# Data supplied
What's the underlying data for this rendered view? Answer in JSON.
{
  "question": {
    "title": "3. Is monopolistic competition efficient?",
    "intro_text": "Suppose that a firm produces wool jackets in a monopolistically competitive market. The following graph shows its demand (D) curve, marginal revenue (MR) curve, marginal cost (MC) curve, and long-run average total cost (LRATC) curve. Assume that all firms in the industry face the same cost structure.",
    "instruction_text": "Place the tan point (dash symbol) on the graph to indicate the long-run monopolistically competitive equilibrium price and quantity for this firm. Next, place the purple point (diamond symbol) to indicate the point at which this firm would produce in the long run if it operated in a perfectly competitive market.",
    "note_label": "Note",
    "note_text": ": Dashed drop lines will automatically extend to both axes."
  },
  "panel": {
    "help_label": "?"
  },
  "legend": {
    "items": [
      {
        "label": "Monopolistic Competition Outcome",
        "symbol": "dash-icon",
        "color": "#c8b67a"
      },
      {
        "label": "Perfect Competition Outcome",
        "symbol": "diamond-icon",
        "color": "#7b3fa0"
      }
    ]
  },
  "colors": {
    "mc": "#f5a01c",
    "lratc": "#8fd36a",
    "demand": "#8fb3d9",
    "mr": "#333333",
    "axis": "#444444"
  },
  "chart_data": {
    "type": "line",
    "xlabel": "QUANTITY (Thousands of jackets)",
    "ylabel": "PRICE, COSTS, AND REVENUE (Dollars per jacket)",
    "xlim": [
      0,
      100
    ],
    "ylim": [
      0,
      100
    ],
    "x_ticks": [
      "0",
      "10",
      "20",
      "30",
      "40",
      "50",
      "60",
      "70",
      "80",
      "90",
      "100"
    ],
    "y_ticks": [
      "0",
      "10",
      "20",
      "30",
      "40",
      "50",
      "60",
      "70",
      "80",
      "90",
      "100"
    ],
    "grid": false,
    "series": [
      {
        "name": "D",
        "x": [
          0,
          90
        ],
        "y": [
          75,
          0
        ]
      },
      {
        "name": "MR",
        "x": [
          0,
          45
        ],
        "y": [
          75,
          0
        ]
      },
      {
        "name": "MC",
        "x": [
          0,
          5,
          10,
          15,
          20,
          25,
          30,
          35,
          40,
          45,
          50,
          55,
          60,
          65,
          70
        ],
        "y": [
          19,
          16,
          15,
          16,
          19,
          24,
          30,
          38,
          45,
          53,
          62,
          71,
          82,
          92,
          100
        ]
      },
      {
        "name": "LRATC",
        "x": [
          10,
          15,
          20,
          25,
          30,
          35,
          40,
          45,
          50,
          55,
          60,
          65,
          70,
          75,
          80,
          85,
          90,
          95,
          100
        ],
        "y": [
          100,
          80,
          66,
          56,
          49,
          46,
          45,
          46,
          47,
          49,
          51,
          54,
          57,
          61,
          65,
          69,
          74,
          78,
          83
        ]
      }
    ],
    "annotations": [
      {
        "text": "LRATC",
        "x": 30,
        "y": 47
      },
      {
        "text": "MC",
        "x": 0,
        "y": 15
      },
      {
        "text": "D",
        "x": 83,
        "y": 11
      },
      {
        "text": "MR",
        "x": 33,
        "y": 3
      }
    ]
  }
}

# Task objective
Report all lines of the data above that include the string "icon".

# Right answer
        "symbol": "dash-icon",
        "symbol": "diamond-icon",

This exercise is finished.